WHAT THE TASK REQUIRES - Please work out how many lines in the material contain "name" and give only that figure.

SOURCE MATERIAL -
━━━━━━━━━━━━━━━━

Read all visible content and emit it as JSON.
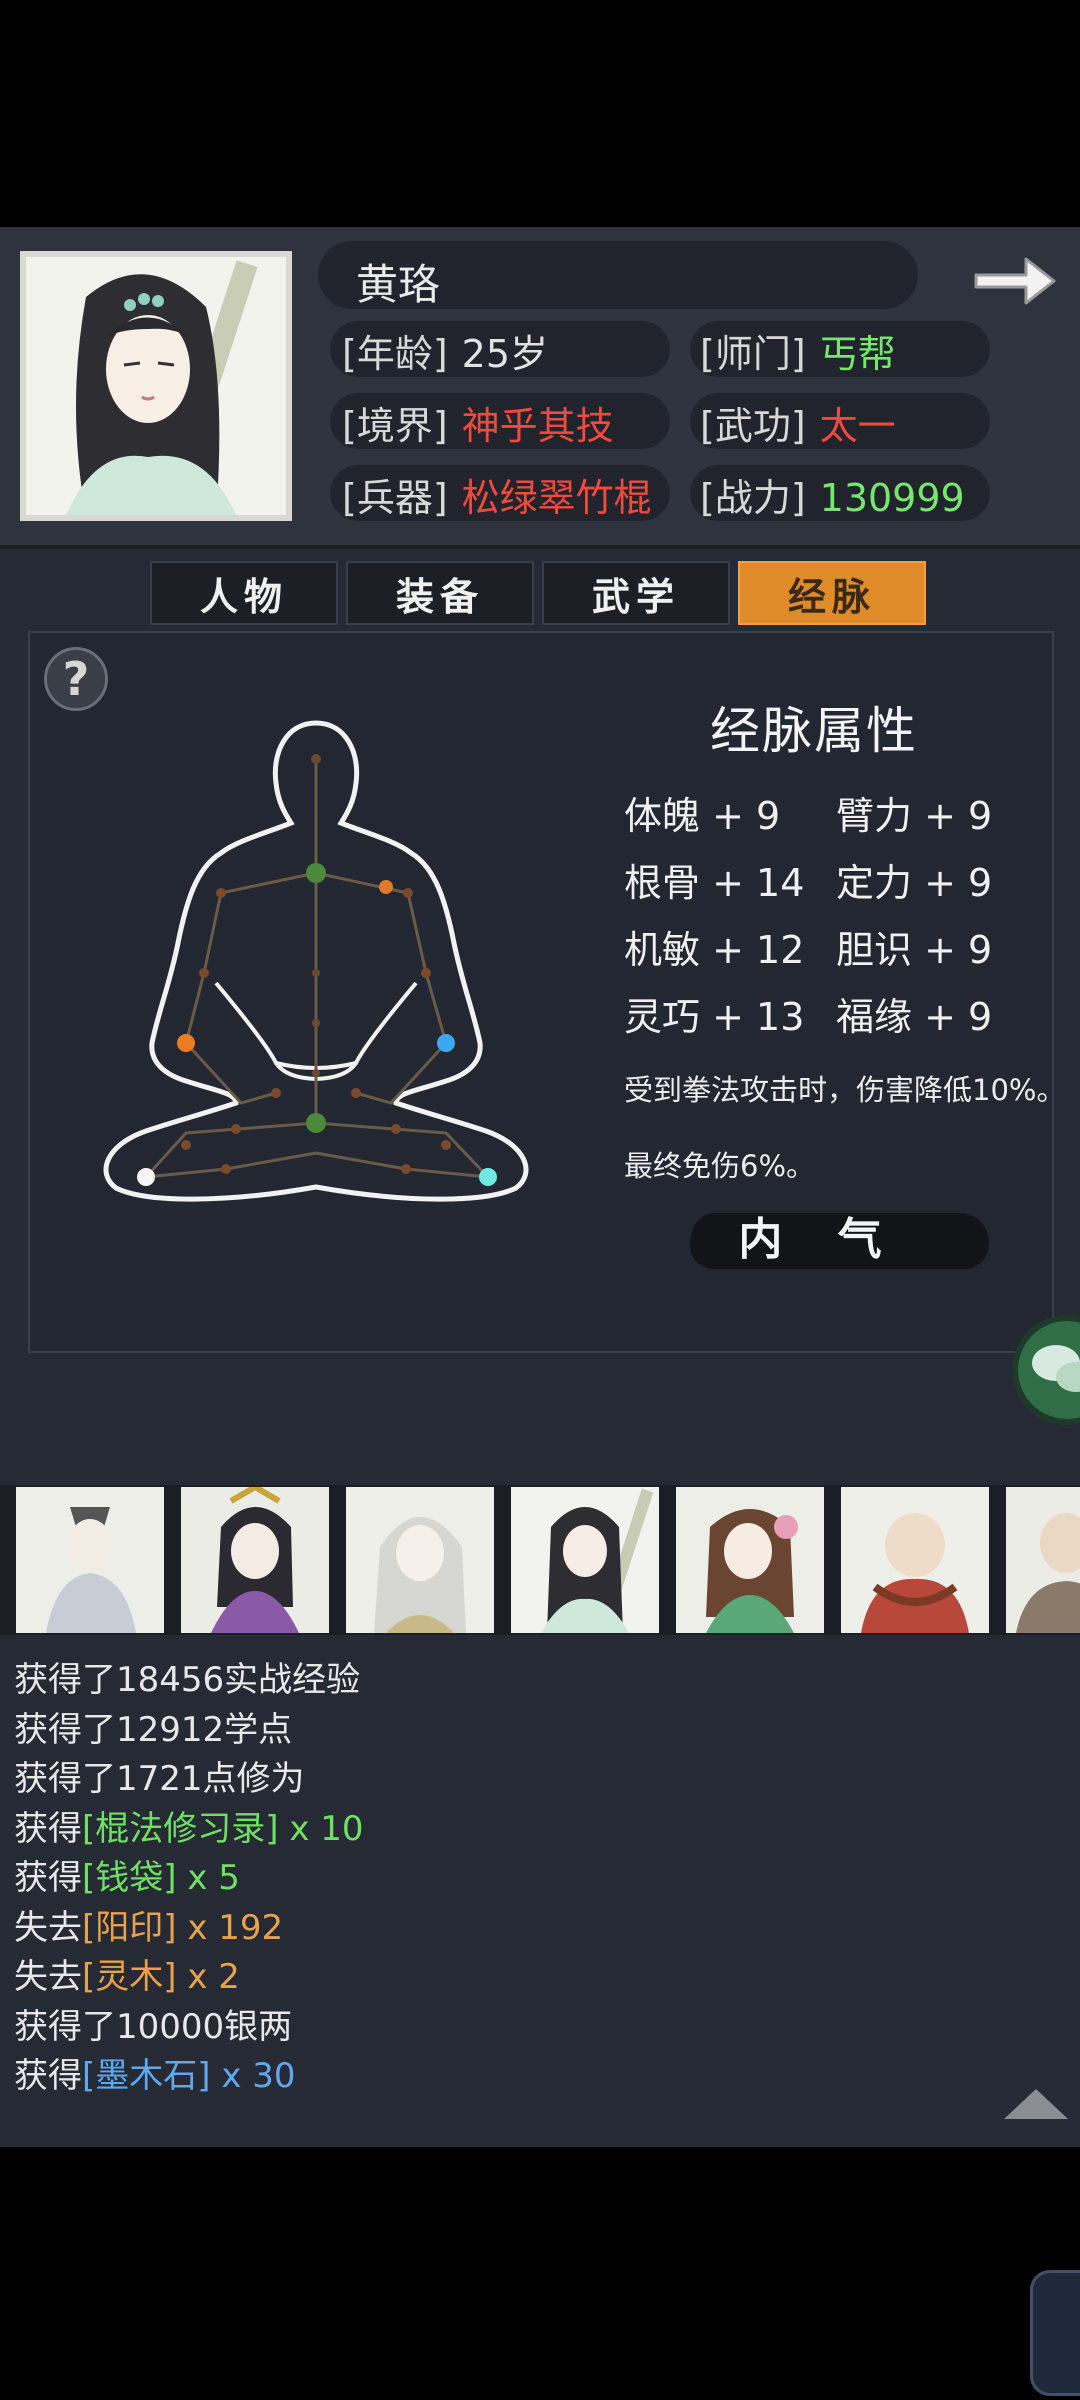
{
  "character": {
    "name": "黄珞",
    "age_label": "[年龄]",
    "age_value": "25岁",
    "sect_label": "[师门]",
    "sect_value": "丐帮",
    "realm_label": "[境界]",
    "realm_value": "神乎其技",
    "skill_label": "[武功]",
    "skill_value": "太一",
    "weapon_label": "[兵器]",
    "weapon_value": "松绿翠竹棍",
    "power_label": "[战力]",
    "power_value": "130999"
  },
  "tabs": [
    "人物",
    "装备",
    "武学",
    "经脉"
  ],
  "active_tab": "经脉",
  "panel": {
    "help": "?",
    "title": "经脉属性",
    "stats": [
      {
        "name": "体魄",
        "value": "+ 9"
      },
      {
        "name": "臂力",
        "value": "+ 9"
      },
      {
        "name": "根骨",
        "value": "+ 14"
      },
      {
        "name": "定力",
        "value": "+ 9"
      },
      {
        "name": "机敏",
        "value": "+ 12"
      },
      {
        "name": "胆识",
        "value": "+ 9"
      },
      {
        "name": "灵巧",
        "value": "+ 13"
      },
      {
        "name": "福缘",
        "value": "+ 9"
      }
    ],
    "effect1": "受到拳法攻击时，伤害降低10%。",
    "effect2": "最终免伤6%。",
    "neiqi_button": "内 气"
  },
  "log": [
    {
      "prefix": "获得了",
      "text": "18456实战经验",
      "item": "",
      "suffix": ""
    },
    {
      "prefix": "获得了",
      "text": "12912学点",
      "item": "",
      "suffix": ""
    },
    {
      "prefix": "获得了",
      "text": "1721点修为",
      "item": "",
      "suffix": ""
    },
    {
      "prefix": "获得",
      "text": "",
      "item": "[棍法修习录]",
      "suffix": " x 10"
    },
    {
      "prefix": "获得",
      "text": "",
      "item": "[钱袋]",
      "suffix": " x 5"
    },
    {
      "prefix": "失去",
      "text": "",
      "item": "[阳印]",
      "suffix": " x 192"
    },
    {
      "prefix": "失去",
      "text": "",
      "item": "[灵木]",
      "suffix": " x 2"
    },
    {
      "prefix": "获得了",
      "text": "10000银两",
      "item": "",
      "suffix": ""
    },
    {
      "prefix": "获得",
      "text": "",
      "item": "[墨木石]",
      "suffix": " x 30"
    }
  ],
  "colors": {
    "accent_tab": "#e08b2a",
    "green": "#74e86a",
    "red": "#f04a3c",
    "item_orange": "#e8a24a",
    "item_blue": "#5ea8ee"
  }
}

━━━━━━━━━━━━━━━━

WORKED ANSWER - 9